● Aim of the task
Look for the word "русском" in the entries below, then copy every line that has it.

++++++

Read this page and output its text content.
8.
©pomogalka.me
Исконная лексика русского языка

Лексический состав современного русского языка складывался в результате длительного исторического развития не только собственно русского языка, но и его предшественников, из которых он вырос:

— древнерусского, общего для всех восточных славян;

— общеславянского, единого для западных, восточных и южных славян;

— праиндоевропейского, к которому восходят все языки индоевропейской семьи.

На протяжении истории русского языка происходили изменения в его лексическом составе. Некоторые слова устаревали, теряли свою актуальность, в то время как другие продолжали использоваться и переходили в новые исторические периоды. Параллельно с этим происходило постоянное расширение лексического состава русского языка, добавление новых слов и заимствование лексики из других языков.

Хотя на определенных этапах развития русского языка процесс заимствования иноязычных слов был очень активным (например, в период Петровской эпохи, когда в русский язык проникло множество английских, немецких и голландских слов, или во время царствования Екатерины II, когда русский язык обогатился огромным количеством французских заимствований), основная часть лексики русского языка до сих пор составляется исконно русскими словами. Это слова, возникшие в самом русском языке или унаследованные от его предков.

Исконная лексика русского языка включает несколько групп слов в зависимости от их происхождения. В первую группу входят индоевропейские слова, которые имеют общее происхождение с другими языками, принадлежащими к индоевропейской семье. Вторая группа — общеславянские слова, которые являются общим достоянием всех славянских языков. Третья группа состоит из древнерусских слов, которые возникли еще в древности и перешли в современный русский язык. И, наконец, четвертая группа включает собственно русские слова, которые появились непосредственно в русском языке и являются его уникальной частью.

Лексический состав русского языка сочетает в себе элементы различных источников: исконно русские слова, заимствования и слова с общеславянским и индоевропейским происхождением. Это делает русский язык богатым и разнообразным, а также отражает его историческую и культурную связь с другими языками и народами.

++++++

● Output of the exercise
Хотя на определенных этапах развития русского языка процесс заимствования иноязычных слов был очень активным (например, в период Петровской эпохи, когда в русский язык проникло множество английских, немецких и голландских слов, или во время царствования Екатерины II, когда русский язык обогатился огромным количеством французских заимствований), основная часть лексики русского языка до сих пор составляется исконно русскими словами. Это слова, возникшие в самом русском языке или унаследованные от его предков.
Исконная лексика русского языка включает несколько групп слов в зависимости от их происхождения. В первую группу входят индоевропейские слова, которые имеют общее происхождение с другими языками, принадлежащими к индоевропейской семье. Вторая группа — общеславянские слова, которые являются общим достоянием всех славянских языков. Третья группа состоит из древнерусских слов, которые возникли еще в древности и перешли в современный русский язык. И, наконец, четвертая группа включает собственно русские слова, которые появились непосредственно в русском языке и являются его уникальной частью.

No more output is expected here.